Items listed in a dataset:

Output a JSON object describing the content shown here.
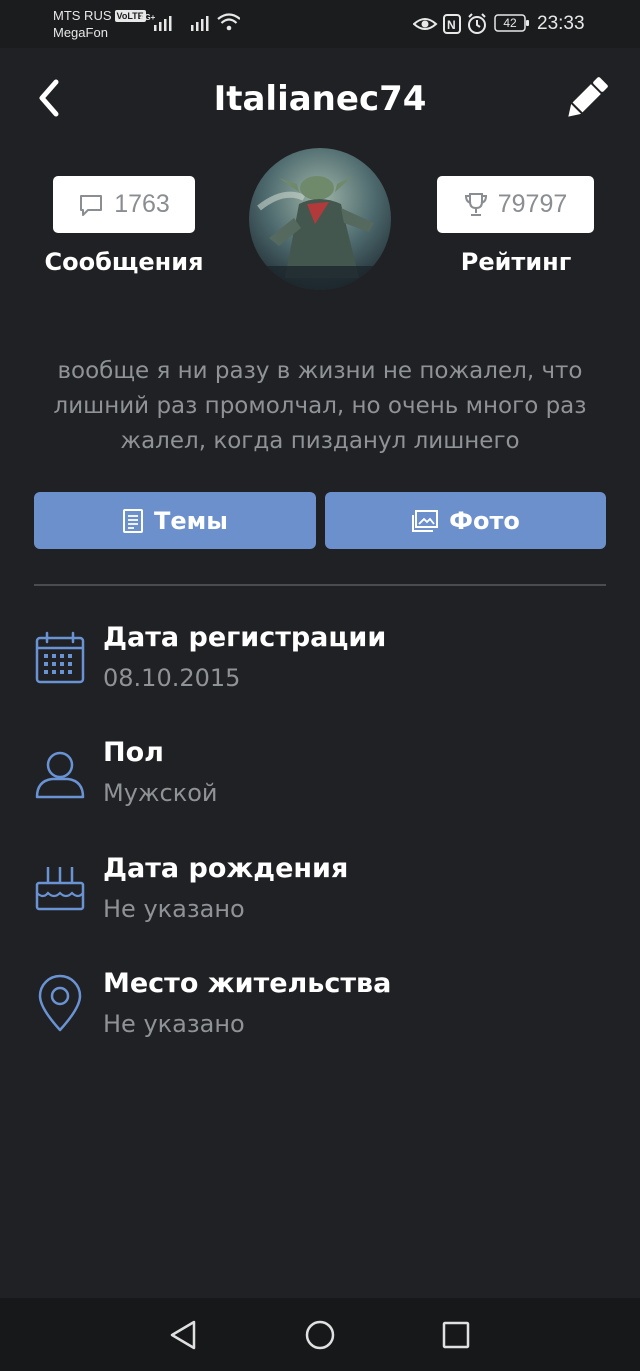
{
  "status_bar": {
    "carrier_1": "MTS RUS",
    "volte": "VoLTE",
    "carrier_2": "MegaFon",
    "network": "4G+",
    "battery": "42",
    "time": "23:33"
  },
  "header": {
    "username": "Italianec74"
  },
  "stats": {
    "messages_count": "1763",
    "messages_label": "Сообщения",
    "rating_value": "79797",
    "rating_label": "Рейтинг"
  },
  "profile": {
    "status_text": "вообще я ни разу в жизни не пожалел, что лишний раз промолчал, но очень много раз жалел, когда пизданул лишнего"
  },
  "buttons": {
    "topics": "Темы",
    "photos": "Фото"
  },
  "info": [
    {
      "label": "Дата регистрации",
      "value": "08.10.2015",
      "icon": "calendar-icon"
    },
    {
      "label": "Пол",
      "value": "Мужской",
      "icon": "person-icon"
    },
    {
      "label": "Дата рождения",
      "value": "Не указано",
      "icon": "cake-icon"
    },
    {
      "label": "Место жительства",
      "value": "Не указано",
      "icon": "location-pin-icon"
    }
  ],
  "colors": {
    "background": "#202124",
    "accent": "#6c90cc",
    "icon_blue": "#6a93d4",
    "muted_text": "#8f9296"
  }
}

**PROBLEM**:
Every record must be copied exactly, with images dropped from the result.

**WRITTEN REPLY**:
Output a JSON object describing the content shown here.
{
  "status_bar": {
    "carrier_1": "MTS RUS",
    "volte": "VoLTE",
    "carrier_2": "MegaFon",
    "network": "4G+",
    "battery": "42",
    "time": "23:33"
  },
  "header": {
    "username": "Italianec74"
  },
  "stats": {
    "messages_count": "1763",
    "messages_label": "Сообщения",
    "rating_value": "79797",
    "rating_label": "Рейтинг"
  },
  "profile": {
    "status_text": "вообще я ни разу в жизни не пожалел, что лишний раз промолчал, но очень много раз жалел, когда пизданул лишнего"
  },
  "buttons": {
    "topics": "Темы",
    "photos": "Фото"
  },
  "info": [
    {
      "label": "Дата регистрации",
      "value": "08.10.2015",
      "icon": "calendar-icon"
    },
    {
      "label": "Пол",
      "value": "Мужской",
      "icon": "person-icon"
    },
    {
      "label": "Дата рождения",
      "value": "Не указано",
      "icon": "cake-icon"
    },
    {
      "label": "Место жительства",
      "value": "Не указано",
      "icon": "location-pin-icon"
    }
  ],
  "colors": {
    "background": "#202124",
    "accent": "#6c90cc",
    "icon_blue": "#6a93d4",
    "muted_text": "#8f9296"
  }
}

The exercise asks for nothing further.